▶ [TASK DIRECTIONS]
Extract each line where the string "Output" shows up.

§ §

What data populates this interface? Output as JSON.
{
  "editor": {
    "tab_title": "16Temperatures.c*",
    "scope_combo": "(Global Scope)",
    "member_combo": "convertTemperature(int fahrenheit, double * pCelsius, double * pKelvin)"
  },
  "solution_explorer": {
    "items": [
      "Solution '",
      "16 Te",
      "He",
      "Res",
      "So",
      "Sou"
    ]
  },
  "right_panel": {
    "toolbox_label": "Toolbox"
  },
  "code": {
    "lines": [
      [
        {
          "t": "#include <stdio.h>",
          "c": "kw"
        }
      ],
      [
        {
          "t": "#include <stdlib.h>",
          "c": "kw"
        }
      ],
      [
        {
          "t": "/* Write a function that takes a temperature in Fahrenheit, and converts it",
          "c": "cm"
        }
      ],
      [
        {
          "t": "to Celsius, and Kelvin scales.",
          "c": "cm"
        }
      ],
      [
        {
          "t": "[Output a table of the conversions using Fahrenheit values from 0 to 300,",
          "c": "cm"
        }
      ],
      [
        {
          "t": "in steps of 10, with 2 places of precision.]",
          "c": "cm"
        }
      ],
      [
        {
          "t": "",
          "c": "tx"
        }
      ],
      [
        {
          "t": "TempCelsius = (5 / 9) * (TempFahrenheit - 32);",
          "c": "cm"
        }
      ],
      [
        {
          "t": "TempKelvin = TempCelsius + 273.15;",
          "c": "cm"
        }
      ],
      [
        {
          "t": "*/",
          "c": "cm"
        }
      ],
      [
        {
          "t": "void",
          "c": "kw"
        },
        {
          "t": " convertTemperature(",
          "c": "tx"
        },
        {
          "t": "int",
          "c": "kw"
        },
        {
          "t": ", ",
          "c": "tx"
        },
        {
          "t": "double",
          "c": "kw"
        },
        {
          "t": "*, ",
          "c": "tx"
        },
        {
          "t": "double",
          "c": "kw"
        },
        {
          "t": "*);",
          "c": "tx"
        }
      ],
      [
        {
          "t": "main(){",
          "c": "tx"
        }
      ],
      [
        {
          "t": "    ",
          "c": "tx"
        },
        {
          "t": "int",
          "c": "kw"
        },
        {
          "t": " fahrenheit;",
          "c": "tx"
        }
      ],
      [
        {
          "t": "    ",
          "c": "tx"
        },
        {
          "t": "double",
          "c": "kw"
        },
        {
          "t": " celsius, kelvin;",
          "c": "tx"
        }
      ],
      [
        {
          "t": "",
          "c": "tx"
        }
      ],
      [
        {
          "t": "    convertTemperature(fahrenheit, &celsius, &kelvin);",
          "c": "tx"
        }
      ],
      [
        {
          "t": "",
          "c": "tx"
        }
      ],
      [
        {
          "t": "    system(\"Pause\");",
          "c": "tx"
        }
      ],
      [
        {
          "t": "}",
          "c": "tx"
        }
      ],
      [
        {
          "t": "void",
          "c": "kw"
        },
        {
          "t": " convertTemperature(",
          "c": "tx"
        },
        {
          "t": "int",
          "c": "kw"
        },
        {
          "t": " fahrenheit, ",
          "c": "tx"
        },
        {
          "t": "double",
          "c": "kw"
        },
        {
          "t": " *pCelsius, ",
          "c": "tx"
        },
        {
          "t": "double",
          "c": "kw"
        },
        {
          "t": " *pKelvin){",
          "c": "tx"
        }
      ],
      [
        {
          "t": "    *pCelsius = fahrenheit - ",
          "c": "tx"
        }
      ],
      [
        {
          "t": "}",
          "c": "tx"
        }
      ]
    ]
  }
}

§ §

▶ [FINAL ANSWER]
What data populates this interface? Output as JSON.
          "t": "[Output a table of the conversions using Fahrenheit values from 0 to 300,",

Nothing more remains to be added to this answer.